_What to produce:_ Present each line of the entries below that holds the word "заметок".

++++++++

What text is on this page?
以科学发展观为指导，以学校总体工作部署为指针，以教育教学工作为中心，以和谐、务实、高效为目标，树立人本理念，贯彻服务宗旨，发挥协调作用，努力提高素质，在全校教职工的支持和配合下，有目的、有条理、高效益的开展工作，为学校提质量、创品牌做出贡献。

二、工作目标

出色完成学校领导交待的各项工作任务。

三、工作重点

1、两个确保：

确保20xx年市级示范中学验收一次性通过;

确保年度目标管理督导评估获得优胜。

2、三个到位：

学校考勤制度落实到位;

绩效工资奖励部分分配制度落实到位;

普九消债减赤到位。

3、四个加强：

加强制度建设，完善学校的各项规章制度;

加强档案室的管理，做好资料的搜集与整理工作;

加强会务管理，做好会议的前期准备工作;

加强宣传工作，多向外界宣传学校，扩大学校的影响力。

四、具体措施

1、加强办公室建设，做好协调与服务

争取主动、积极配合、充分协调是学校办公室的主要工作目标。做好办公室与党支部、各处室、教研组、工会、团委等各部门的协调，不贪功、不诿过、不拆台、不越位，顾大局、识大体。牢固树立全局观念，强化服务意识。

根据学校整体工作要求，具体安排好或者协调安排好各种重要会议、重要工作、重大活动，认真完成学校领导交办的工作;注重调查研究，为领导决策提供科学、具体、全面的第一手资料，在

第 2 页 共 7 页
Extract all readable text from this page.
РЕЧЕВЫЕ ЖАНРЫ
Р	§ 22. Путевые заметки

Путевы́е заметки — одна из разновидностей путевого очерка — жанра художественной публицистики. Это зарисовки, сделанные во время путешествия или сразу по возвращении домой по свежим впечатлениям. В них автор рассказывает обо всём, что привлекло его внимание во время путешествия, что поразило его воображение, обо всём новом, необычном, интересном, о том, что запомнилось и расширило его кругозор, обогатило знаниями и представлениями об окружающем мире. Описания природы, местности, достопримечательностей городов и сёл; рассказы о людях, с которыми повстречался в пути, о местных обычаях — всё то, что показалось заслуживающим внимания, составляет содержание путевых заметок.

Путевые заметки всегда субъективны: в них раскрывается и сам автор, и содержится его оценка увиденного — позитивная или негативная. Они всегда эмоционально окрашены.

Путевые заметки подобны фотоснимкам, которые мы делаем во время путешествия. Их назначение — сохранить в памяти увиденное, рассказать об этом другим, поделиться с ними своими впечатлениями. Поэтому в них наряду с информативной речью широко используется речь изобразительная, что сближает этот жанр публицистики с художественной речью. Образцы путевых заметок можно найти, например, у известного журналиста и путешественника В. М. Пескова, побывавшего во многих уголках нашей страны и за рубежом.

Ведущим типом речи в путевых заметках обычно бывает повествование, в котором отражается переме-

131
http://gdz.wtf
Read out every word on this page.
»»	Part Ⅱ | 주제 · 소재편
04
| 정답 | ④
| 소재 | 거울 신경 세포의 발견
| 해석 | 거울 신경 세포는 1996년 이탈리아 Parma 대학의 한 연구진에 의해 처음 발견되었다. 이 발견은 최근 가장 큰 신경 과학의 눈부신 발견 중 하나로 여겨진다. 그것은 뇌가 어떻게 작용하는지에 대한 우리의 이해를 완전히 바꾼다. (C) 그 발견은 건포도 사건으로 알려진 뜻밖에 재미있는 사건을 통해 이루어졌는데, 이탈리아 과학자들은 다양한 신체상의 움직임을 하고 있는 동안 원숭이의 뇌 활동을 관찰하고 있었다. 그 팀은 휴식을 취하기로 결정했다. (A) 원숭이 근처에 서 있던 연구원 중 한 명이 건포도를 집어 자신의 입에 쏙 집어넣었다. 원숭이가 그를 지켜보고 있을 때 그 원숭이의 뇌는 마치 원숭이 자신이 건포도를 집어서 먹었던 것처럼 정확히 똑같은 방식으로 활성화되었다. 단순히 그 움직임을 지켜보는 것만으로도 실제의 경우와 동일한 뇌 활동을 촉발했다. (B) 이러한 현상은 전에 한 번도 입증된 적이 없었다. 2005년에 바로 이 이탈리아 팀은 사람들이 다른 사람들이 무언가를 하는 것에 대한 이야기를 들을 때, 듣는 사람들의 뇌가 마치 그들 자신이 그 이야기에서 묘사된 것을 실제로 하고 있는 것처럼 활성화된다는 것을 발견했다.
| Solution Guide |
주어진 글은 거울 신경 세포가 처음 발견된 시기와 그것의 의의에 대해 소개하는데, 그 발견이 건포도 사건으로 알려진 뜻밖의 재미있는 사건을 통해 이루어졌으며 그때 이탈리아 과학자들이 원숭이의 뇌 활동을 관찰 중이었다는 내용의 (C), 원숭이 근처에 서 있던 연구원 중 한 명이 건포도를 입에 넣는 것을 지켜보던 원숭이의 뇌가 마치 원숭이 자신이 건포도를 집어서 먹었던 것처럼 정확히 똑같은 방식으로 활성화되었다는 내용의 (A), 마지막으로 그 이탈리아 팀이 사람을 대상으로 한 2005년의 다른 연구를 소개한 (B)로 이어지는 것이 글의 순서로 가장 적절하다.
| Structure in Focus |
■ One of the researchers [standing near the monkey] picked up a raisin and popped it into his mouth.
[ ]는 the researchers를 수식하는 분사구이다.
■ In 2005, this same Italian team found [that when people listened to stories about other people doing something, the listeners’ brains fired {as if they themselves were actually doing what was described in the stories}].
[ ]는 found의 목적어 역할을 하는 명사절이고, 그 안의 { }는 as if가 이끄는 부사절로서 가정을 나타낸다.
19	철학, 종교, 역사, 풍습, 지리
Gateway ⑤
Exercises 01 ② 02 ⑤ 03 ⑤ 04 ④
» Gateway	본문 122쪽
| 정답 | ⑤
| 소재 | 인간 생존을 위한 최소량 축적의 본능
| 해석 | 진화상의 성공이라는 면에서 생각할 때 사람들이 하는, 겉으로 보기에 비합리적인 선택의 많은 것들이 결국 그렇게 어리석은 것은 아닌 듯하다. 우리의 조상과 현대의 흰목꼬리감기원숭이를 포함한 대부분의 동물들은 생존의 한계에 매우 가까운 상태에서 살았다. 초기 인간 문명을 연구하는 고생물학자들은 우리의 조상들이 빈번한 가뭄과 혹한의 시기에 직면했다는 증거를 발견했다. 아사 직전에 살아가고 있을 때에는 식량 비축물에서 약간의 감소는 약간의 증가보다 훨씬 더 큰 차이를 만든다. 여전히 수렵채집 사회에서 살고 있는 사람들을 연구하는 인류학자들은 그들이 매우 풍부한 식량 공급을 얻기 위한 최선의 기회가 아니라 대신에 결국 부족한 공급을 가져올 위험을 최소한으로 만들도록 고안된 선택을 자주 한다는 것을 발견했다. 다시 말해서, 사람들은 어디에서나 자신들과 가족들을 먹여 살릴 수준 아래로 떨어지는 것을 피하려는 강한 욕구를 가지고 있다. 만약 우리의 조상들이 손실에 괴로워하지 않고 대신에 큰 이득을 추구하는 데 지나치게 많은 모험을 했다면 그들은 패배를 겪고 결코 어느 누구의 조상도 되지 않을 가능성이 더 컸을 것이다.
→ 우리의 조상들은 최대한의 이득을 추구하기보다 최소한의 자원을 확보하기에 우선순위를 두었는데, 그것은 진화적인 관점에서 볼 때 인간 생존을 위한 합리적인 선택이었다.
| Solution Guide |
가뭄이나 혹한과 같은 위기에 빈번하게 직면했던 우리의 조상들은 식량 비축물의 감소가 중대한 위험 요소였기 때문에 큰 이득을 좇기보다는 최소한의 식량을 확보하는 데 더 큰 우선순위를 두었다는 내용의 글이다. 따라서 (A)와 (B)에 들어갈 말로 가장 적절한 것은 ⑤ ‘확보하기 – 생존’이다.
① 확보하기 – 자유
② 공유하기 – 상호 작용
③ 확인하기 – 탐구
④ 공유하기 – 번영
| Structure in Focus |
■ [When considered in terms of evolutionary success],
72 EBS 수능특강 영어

++++++++

_Response:_
Путевы́е заметки — одна из разновидностей путевого очерка — жанра художественной публицистики. Это зарисовки, сделанные во время путешествия или сразу по возвращении домой по свежим впечатлениям. В них автор рассказывает обо всём, что привлекло его внимание во время путешествия, что поразило его воображение, обо всём новом, необычном, интересном, о том, что запомнилось и расширило его кругозор, обогатило знаниями и представлениями об окружающем мире. Описания природы, местности, достопримечательностей городов и сёл; рассказы о людях, с которыми повстречался в пути, о местных обычаях — всё то, что показалось заслуживающим внимания, составляет содержание путевых заметок.
Путевые заметки подобны фотоснимкам, которые мы делаем во время путешествия. Их назначение — сохранить в памяти увиденное, рассказать об этом другим, поделиться с ними своими впечатлениями. Поэтому в них наряду с информативной речью широко используется речь изобразительная, что сближает этот жанр публицистики с художественной речью. Образцы путевых заметок можно найти, например, у известного журналиста и путешественника В. М. Пескова, побывавшего во многих уголках нашей страны и за рубежом.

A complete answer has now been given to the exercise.